WORKING DATA:
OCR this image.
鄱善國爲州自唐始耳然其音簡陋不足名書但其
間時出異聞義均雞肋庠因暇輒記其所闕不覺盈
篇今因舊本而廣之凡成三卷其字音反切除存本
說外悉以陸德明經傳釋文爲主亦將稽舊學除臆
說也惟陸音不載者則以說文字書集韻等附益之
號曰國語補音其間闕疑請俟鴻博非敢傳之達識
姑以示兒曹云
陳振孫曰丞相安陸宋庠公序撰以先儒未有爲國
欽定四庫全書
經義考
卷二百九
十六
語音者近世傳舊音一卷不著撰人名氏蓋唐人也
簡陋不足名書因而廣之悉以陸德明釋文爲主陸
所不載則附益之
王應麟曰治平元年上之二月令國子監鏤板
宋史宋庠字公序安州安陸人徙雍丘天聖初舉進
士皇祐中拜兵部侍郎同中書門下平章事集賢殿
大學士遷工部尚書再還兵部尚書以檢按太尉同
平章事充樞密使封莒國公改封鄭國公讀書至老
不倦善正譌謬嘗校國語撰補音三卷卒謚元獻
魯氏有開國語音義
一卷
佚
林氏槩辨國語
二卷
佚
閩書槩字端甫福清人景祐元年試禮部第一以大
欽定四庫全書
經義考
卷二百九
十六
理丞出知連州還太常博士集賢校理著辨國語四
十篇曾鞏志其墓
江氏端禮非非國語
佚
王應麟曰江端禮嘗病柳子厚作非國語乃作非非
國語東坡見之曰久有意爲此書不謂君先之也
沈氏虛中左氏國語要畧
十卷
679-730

AIM OF THE TASK: Each record above should be returned exactly as it appears.

EXERCISE RESPONSE:
OCR this image.
鄱善國爲州自唐始耳然其音簡陋不足名書但其
間時出異聞義均雞肋庠因暇輒記其所闕不覺盈
篇今因舊本而廣之凡成三卷其字音反切除存本
說外悉以陸德明經傳釋文爲主亦將稽舊學除臆
說也惟陸音不載者則以說文字書集韻等附益之
號曰國語補音其間闕疑請俟鴻博非敢傳之達識
姑以示兒曹云
陳振孫曰丞相安陸宋庠公序撰以先儒未有爲國
欽定四庫全書
經義考
卷二百九
十六
語音者近世傳舊音一卷不著撰人名氏蓋唐人也
簡陋不足名書因而廣之悉以陸德明釋文爲主陸
所不載則附益之
王應麟曰治平元年上之二月令國子監鏤板
宋史宋庠字公序安州安陸人徙雍丘天聖初舉進
士皇祐中拜兵部侍郎同中書門下平章事集賢殿
大學士遷工部尚書再還兵部尚書以檢按太尉同
平章事充樞密使封莒國公改封鄭國公讀書至老
不倦善正譌謬嘗校國語撰補音三卷卒謚元獻
魯氏有開國語音義
一卷
佚
林氏槩辨國語
二卷
佚
閩書槩字端甫福清人景祐元年試禮部第一以大
欽定四庫全書
經義考
卷二百九
十六
理丞出知連州還太常博士集賢校理著辨國語四
十篇曾鞏志其墓
江氏端禮非非國語
佚
王應麟曰江端禮嘗病柳子厚作非國語乃作非非
國語東坡見之曰久有意爲此書不謂君先之也
沈氏虛中左氏國語要畧
十卷
679-730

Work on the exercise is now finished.